SET TASK: From the entries below, copy out every line with "habitan" in it.

Saved data entries:
● ● ● ● ●

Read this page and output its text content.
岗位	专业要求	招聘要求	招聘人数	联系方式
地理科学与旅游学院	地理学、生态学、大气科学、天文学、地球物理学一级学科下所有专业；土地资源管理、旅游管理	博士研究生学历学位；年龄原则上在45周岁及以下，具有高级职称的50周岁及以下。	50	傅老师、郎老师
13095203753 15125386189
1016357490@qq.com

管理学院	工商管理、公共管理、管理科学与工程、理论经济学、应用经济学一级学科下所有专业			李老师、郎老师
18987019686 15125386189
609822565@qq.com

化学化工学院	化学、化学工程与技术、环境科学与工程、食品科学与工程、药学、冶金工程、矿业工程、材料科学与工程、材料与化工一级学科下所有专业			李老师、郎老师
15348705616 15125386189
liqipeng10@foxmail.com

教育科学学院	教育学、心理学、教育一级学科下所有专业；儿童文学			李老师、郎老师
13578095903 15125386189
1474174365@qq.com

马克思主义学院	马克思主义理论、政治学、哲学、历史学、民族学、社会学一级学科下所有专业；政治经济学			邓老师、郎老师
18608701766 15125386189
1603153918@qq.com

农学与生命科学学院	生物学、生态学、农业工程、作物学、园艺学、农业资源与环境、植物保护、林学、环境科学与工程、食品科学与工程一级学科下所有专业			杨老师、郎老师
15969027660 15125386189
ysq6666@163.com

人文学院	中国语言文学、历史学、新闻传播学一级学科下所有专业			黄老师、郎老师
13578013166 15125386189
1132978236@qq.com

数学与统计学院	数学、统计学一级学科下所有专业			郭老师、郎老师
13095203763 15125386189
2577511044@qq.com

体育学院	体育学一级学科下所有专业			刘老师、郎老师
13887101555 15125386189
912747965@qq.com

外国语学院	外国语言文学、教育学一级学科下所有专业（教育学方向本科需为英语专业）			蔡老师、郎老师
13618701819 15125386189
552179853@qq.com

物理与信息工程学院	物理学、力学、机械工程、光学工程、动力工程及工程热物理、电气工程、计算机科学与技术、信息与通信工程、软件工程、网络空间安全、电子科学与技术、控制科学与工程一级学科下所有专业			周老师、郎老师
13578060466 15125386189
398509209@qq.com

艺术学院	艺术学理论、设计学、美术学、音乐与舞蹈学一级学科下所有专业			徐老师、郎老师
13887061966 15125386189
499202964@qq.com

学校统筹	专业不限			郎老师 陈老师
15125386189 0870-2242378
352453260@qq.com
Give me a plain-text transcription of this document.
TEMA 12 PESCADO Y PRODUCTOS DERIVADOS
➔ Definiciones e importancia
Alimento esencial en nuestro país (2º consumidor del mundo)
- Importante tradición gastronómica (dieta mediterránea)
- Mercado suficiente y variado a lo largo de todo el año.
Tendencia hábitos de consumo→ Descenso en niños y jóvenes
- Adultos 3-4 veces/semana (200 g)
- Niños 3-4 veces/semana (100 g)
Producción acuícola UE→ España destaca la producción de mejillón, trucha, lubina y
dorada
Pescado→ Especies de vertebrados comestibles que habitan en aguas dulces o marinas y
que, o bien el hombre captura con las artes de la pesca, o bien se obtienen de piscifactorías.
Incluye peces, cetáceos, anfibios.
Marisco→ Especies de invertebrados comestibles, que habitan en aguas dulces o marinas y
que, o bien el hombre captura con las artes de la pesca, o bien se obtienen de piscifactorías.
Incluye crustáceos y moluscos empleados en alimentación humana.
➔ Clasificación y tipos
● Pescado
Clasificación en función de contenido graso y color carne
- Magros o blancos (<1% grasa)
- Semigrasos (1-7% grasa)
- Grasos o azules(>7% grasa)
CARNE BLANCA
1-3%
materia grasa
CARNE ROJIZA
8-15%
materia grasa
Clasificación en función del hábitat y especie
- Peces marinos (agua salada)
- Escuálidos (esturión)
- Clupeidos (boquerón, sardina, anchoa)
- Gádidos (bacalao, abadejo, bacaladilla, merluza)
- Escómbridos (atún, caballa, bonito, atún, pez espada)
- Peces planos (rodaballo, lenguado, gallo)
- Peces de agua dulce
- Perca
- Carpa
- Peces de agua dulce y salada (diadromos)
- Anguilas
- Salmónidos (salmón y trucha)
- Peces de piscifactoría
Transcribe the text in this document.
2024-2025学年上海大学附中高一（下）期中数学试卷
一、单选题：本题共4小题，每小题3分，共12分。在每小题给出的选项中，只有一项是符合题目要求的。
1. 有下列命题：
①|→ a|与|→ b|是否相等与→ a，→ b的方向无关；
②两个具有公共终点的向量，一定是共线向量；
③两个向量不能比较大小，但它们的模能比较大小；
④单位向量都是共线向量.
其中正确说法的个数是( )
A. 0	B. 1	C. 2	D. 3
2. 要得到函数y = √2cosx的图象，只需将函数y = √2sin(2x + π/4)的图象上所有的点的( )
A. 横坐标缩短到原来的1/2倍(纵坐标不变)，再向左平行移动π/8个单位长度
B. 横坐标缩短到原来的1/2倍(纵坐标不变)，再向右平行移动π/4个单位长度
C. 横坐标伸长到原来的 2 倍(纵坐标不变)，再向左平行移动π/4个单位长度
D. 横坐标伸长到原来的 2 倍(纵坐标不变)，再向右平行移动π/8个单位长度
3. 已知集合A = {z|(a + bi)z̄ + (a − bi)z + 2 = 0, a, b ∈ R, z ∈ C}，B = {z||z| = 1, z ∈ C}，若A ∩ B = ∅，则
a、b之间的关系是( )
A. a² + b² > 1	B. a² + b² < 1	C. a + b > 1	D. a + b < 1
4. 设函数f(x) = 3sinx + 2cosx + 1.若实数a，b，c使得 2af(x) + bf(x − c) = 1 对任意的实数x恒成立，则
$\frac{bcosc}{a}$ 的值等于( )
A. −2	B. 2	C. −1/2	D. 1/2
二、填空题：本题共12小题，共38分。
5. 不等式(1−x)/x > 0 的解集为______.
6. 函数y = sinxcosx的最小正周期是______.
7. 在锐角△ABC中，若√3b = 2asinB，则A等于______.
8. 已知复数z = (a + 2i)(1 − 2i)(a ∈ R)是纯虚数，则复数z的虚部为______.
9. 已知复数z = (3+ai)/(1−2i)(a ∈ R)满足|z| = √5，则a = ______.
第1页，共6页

● ● ● ● ●

RESULT FOR THIS TASK:
Pescado→ Especies de vertebrados comestibles que habitan en aguas dulces o marinas y
Marisco→ Especies de invertebrados comestibles, que habitan en aguas dulces o marinas y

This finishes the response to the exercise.